## WHAT NEEDS TO BE DONE
Show each line of the data below that has the string "Year" in it.
━━ DATA FOR THIS TASK ━━
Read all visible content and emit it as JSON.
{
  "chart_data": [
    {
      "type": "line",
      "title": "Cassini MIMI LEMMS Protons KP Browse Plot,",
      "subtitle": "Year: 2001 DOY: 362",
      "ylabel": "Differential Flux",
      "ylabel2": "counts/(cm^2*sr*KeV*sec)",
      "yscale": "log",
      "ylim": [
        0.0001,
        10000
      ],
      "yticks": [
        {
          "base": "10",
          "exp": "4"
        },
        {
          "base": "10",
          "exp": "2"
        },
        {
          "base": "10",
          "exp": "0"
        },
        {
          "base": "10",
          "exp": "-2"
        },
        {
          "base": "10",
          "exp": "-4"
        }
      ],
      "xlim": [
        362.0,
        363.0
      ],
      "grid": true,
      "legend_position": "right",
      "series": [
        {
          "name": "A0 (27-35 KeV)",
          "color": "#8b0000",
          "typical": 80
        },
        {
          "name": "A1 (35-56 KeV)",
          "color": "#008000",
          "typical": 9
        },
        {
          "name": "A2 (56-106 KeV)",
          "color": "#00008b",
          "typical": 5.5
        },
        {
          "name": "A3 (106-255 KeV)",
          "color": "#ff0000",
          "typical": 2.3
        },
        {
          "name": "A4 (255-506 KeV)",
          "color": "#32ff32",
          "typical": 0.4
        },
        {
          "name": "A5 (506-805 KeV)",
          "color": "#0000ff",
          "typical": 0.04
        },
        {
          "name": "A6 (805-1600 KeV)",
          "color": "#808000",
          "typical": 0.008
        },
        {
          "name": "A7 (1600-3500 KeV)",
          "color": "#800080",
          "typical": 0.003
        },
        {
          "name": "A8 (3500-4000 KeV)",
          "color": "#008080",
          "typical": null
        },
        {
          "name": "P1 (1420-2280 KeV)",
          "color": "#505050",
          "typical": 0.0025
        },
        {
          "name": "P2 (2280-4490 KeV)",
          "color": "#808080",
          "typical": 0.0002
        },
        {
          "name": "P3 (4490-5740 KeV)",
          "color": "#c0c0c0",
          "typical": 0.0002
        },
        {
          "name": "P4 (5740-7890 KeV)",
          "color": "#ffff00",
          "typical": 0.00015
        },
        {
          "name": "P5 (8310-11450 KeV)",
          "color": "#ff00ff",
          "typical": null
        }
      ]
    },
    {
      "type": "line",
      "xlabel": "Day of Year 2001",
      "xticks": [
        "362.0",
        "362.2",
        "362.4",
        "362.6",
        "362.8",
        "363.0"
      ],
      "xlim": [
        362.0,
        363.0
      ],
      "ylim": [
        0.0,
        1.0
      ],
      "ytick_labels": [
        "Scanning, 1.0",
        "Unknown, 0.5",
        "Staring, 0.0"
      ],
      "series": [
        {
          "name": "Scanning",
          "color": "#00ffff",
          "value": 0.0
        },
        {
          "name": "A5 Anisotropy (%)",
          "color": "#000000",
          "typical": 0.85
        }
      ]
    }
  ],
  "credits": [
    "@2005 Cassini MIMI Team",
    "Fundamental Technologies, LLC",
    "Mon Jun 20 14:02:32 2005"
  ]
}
━━━
## OUTPUT FOR THIS TASK
      "subtitle": "Year: 2001 DOY: 362",
      "xlabel": "Day of Year 2001",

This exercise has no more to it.